INPUT:
## BEGIN

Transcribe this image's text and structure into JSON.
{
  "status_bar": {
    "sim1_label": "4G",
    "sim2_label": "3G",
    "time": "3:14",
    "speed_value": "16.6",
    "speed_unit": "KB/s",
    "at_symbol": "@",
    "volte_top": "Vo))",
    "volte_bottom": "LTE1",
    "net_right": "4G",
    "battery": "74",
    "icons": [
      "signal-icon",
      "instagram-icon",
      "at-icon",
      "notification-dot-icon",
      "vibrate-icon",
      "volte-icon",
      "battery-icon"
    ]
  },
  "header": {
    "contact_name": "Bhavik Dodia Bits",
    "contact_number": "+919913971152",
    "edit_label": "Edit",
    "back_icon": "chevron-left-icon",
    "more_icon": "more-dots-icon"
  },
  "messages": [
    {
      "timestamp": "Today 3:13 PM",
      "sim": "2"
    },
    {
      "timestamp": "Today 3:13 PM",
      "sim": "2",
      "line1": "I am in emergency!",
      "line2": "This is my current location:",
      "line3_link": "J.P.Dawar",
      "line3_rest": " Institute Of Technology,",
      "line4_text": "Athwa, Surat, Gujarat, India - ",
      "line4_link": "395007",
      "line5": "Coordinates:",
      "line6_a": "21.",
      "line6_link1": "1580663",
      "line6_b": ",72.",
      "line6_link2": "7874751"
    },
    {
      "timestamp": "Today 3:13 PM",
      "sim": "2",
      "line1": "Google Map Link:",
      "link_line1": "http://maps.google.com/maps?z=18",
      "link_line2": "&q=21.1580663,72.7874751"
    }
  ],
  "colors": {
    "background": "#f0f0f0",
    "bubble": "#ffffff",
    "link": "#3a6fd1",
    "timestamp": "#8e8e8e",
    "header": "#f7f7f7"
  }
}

## END

Extract, word for word, each line of the listing above.

Transcribe this image's text and structure into JSON.
{
  "status_bar": {
    "sim1_label": "4G",
    "sim2_label": "3G",
    "time": "3:14",
    "speed_value": "16.6",
    "speed_unit": "KB/s",
    "at_symbol": "@",
    "volte_top": "Vo))",
    "volte_bottom": "LTE1",
    "net_right": "4G",
    "battery": "74",
    "icons": [
      "signal-icon",
      "instagram-icon",
      "at-icon",
      "notification-dot-icon",
      "vibrate-icon",
      "volte-icon",
      "battery-icon"
    ]
  },
  "header": {
    "contact_name": "Bhavik Dodia Bits",
    "contact_number": "+919913971152",
    "edit_label": "Edit",
    "back_icon": "chevron-left-icon",
    "more_icon": "more-dots-icon"
  },
  "messages": [
    {
      "timestamp": "Today 3:13 PM",
      "sim": "2"
    },
    {
      "timestamp": "Today 3:13 PM",
      "sim": "2",
      "line1": "I am in emergency!",
      "line2": "This is my current location:",
      "line3_link": "J.P.Dawar",
      "line3_rest": " Institute Of Technology,",
      "line4_text": "Athwa, Surat, Gujarat, India - ",
      "line4_link": "395007",
      "line5": "Coordinates:",
      "line6_a": "21.",
      "line6_link1": "1580663",
      "line6_b": ",72.",
      "line6_link2": "7874751"
    },
    {
      "timestamp": "Today 3:13 PM",
      "sim": "2",
      "line1": "Google Map Link:",
      "link_line1": "http://maps.google.com/maps?z=18",
      "link_line2": "&q=21.1580663,72.7874751"
    }
  ],
  "colors": {
    "background": "#f0f0f0",
    "bubble": "#ffffff",
    "link": "#3a6fd1",
    "timestamp": "#8e8e8e",
    "header": "#f7f7f7"
  }
}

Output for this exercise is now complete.